→ ENTRIES PROVIDED:
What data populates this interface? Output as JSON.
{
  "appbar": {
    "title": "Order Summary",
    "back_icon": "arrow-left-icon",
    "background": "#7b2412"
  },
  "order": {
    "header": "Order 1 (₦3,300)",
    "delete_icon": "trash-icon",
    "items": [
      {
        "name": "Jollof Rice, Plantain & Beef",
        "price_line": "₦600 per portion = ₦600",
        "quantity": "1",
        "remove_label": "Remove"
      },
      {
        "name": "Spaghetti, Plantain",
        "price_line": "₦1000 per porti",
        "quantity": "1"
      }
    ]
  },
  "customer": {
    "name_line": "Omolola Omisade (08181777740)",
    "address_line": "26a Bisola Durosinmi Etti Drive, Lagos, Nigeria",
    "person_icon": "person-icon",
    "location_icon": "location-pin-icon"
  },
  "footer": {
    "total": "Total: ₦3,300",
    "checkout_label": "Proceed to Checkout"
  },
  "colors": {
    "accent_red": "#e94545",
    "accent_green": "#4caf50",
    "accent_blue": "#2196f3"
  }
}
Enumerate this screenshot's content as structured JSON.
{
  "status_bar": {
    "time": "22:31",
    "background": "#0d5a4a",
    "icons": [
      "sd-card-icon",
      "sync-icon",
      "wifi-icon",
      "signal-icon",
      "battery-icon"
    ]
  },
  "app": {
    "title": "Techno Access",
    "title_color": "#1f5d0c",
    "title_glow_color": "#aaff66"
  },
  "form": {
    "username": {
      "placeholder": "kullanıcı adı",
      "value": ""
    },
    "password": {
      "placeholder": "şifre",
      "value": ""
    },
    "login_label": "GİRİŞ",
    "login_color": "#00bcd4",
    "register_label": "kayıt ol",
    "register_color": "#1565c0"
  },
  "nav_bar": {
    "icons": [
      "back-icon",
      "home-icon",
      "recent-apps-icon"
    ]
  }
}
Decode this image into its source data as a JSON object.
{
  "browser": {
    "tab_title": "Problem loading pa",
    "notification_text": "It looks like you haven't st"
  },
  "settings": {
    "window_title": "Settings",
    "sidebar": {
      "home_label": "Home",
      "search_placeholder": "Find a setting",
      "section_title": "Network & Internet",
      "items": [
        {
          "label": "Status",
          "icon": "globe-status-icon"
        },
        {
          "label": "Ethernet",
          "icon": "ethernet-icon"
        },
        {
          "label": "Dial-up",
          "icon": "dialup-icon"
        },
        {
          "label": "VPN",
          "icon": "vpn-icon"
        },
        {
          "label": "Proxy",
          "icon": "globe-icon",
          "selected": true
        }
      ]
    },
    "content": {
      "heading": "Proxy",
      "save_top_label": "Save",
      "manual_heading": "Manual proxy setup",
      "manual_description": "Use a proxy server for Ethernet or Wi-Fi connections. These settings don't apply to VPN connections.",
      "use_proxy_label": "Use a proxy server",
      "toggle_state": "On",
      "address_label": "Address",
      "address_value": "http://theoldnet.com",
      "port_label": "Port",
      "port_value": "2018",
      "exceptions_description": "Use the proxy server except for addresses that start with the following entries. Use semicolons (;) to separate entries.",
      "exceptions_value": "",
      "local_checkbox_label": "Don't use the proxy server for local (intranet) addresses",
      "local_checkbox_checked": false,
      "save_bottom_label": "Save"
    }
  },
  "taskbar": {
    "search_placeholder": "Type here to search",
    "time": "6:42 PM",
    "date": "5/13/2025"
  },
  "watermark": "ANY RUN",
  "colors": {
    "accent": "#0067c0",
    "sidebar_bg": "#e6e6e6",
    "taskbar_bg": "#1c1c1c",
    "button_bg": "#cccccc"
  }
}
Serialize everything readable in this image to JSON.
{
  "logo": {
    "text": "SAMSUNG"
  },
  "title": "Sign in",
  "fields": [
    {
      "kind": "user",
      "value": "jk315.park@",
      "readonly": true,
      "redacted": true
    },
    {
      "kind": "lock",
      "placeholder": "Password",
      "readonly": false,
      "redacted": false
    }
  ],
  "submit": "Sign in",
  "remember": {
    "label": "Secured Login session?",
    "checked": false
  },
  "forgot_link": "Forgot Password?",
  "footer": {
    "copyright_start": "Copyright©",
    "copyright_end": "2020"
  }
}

→ WRITTEN PROBLEM:
Retype the records in full. Keep every line identical to the original.

→ RESPONSE TO THE TASK:
What data populates this interface? Output as JSON.
{
  "appbar": {
    "title": "Order Summary",
    "back_icon": "arrow-left-icon",
    "background": "#7b2412"
  },
  "order": {
    "header": "Order 1 (₦3,300)",
    "delete_icon": "trash-icon",
    "items": [
      {
        "name": "Jollof Rice, Plantain & Beef",
        "price_line": "₦600 per portion = ₦600",
        "quantity": "1",
        "remove_label": "Remove"
      },
      {
        "name": "Spaghetti, Plantain",
        "price_line": "₦1000 per porti",
        "quantity": "1"
      }
    ]
  },
  "customer": {
    "name_line": "Omolola Omisade (08181777740)",
    "address_line": "26a Bisola Durosinmi Etti Drive, Lagos, Nigeria",
    "person_icon": "person-icon",
    "location_icon": "location-pin-icon"
  },
  "footer": {
    "total": "Total: ₦3,300",
    "checkout_label": "Proceed to Checkout"
  },
  "colors": {
    "accent_red": "#e94545",
    "accent_green": "#4caf50",
    "accent_blue": "#2196f3"
  }
}
Enumerate this screenshot's content as structured JSON.
{
  "status_bar": {
    "time": "22:31",
    "background": "#0d5a4a",
    "icons": [
      "sd-card-icon",
      "sync-icon",
      "wifi-icon",
      "signal-icon",
      "battery-icon"
    ]
  },
  "app": {
    "title": "Techno Access",
    "title_color": "#1f5d0c",
    "title_glow_color": "#aaff66"
  },
  "form": {
    "username": {
      "placeholder": "kullanıcı adı",
      "value": ""
    },
    "password": {
      "placeholder": "şifre",
      "value": ""
    },
    "login_label": "GİRİŞ",
    "login_color": "#00bcd4",
    "register_label": "kayıt ol",
    "register_color": "#1565c0"
  },
  "nav_bar": {
    "icons": [
      "back-icon",
      "home-icon",
      "recent-apps-icon"
    ]
  }
}
Decode this image into its source data as a JSON object.
{
  "browser": {
    "tab_title": "Problem loading pa",
    "notification_text": "It looks like you haven't st"
  },
  "settings": {
    "window_title": "Settings",
    "sidebar": {
      "home_label": "Home",
      "search_placeholder": "Find a setting",
      "section_title": "Network & Internet",
      "items": [
        {
          "label": "Status",
          "icon": "globe-status-icon"
        },
        {
          "label": "Ethernet",
          "icon": "ethernet-icon"
        },
        {
          "label": "Dial-up",
          "icon": "dialup-icon"
        },
        {
          "label": "VPN",
          "icon": "vpn-icon"
        },
        {
          "label": "Proxy",
          "icon": "globe-icon",
          "selected": true
        }
      ]
    },
    "content": {
      "heading": "Proxy",
      "save_top_label": "Save",
      "manual_heading": "Manual proxy setup",
      "manual_description": "Use a proxy server for Ethernet or Wi-Fi connections. These settings don't apply to VPN connections.",
      "use_proxy_label": "Use a proxy server",
      "toggle_state": "On",
      "address_label": "Address",
      "address_value": "http://theoldnet.com",
      "port_label": "Port",
      "port_value": "2018",
      "exceptions_description": "Use the proxy server except for addresses that start with the following entries. Use semicolons (;) to separate entries.",
      "exceptions_value": "",
      "local_checkbox_label": "Don't use the proxy server for local (intranet) addresses",
      "local_checkbox_checked": false,
      "save_bottom_label": "Save"
    }
  },
  "taskbar": {
    "search_placeholder": "Type here to search",
    "time": "6:42 PM",
    "date": "5/13/2025"
  },
  "watermark": "ANY RUN",
  "colors": {
    "accent": "#0067c0",
    "sidebar_bg": "#e6e6e6",
    "taskbar_bg": "#1c1c1c",
    "button_bg": "#cccccc"
  }
}
Serialize everything readable in this image to JSON.
{
  "logo": {
    "text": "SAMSUNG"
  },
  "title": "Sign in",
  "fields": [
    {
      "kind": "user",
      "value": "jk315.park@",
      "readonly": true,
      "redacted": true
    },
    {
      "kind": "lock",
      "placeholder": "Password",
      "readonly": false,
      "redacted": false
    }
  ],
  "submit": "Sign in",
  "remember": {
    "label": "Secured Login session?",
    "checked": false
  },
  "forgot_link": "Forgot Password?",
  "footer": {
    "copyright_start": "Copyright©",
    "copyright_end": "2020"
  }
}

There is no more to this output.